* Begin *

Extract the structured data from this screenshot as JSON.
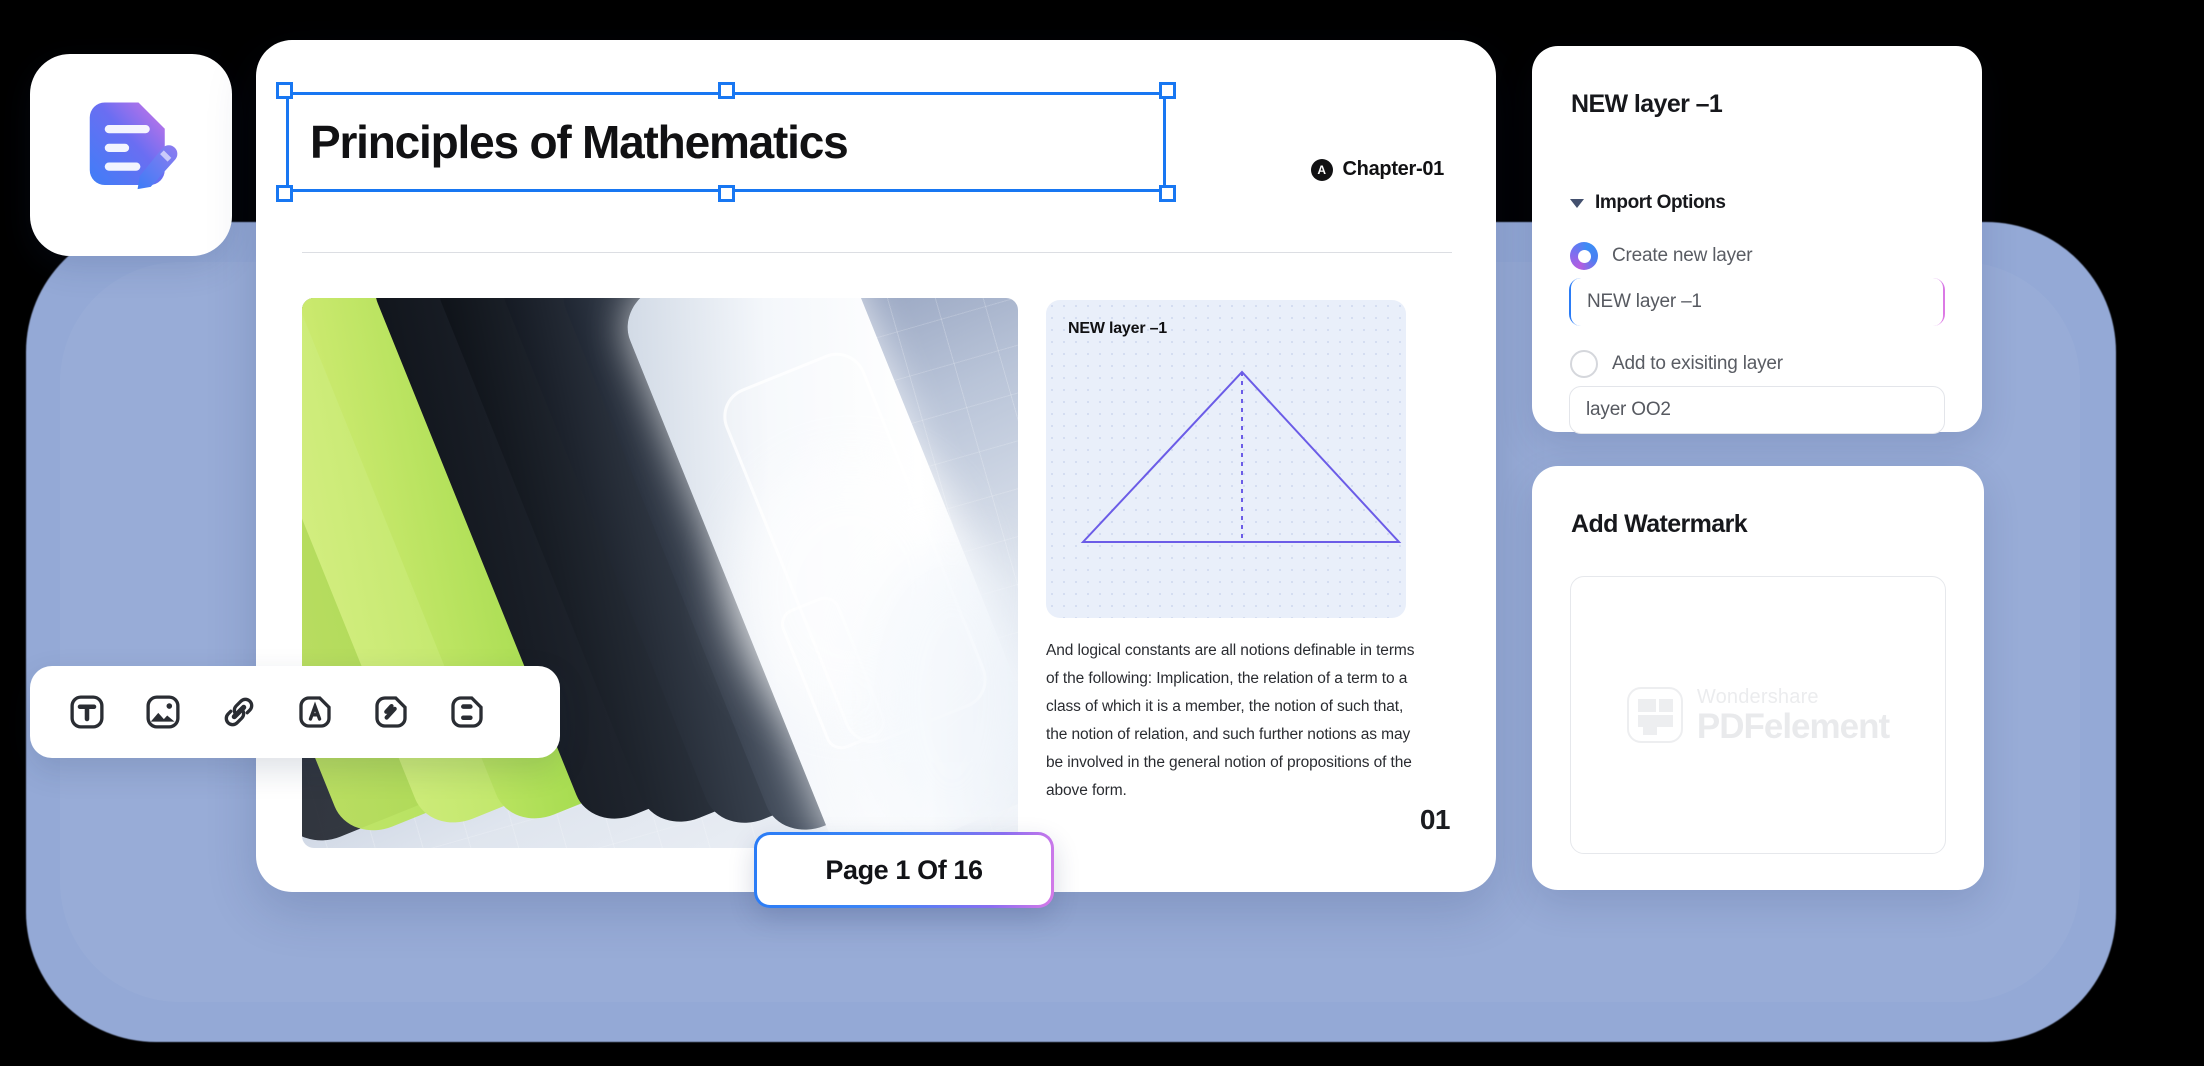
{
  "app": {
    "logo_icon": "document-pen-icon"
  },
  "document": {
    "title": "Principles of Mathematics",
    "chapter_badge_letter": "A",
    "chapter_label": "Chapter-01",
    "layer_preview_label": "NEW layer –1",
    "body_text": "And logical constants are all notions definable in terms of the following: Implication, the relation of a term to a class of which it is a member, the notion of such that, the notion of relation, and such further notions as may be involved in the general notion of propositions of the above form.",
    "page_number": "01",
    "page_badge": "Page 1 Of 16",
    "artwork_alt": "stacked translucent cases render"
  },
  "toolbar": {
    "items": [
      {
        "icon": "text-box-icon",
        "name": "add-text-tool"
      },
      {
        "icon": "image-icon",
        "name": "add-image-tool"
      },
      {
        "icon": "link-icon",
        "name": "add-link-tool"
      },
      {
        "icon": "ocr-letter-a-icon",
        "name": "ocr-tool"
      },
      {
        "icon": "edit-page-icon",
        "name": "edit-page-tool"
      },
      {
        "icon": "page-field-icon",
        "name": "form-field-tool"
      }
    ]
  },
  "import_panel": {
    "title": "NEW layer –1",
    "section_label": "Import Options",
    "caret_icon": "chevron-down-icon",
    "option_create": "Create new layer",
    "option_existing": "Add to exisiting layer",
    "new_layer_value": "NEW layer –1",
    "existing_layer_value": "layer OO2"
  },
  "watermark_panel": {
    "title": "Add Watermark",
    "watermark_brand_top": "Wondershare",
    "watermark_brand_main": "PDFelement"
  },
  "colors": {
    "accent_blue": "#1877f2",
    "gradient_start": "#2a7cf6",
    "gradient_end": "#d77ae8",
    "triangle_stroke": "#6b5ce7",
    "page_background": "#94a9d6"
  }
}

* End *

-- What you will do --
In your copy of the listing above, reproduce each line exactly and omit all pictures.

-- Finished exercise --
Extract the structured data from this screenshot as JSON.
{
  "app": {
    "logo_icon": "document-pen-icon"
  },
  "document": {
    "title": "Principles of Mathematics",
    "chapter_badge_letter": "A",
    "chapter_label": "Chapter-01",
    "layer_preview_label": "NEW layer –1",
    "body_text": "And logical constants are all notions definable in terms of the following: Implication, the relation of a term to a class of which it is a member, the notion of such that, the notion of relation, and such further notions as may be involved in the general notion of propositions of the above form.",
    "page_number": "01",
    "page_badge": "Page 1 Of 16",
    "artwork_alt": "stacked translucent cases render"
  },
  "toolbar": {
    "items": [
      {
        "icon": "text-box-icon",
        "name": "add-text-tool"
      },
      {
        "icon": "image-icon",
        "name": "add-image-tool"
      },
      {
        "icon": "link-icon",
        "name": "add-link-tool"
      },
      {
        "icon": "ocr-letter-a-icon",
        "name": "ocr-tool"
      },
      {
        "icon": "edit-page-icon",
        "name": "edit-page-tool"
      },
      {
        "icon": "page-field-icon",
        "name": "form-field-tool"
      }
    ]
  },
  "import_panel": {
    "title": "NEW layer –1",
    "section_label": "Import Options",
    "caret_icon": "chevron-down-icon",
    "option_create": "Create new layer",
    "option_existing": "Add to exisiting layer",
    "new_layer_value": "NEW layer –1",
    "existing_layer_value": "layer OO2"
  },
  "watermark_panel": {
    "title": "Add Watermark",
    "watermark_brand_top": "Wondershare",
    "watermark_brand_main": "PDFelement"
  },
  "colors": {
    "accent_blue": "#1877f2",
    "gradient_start": "#2a7cf6",
    "gradient_end": "#d77ae8",
    "triangle_stroke": "#6b5ce7",
    "page_background": "#94a9d6"
  }
}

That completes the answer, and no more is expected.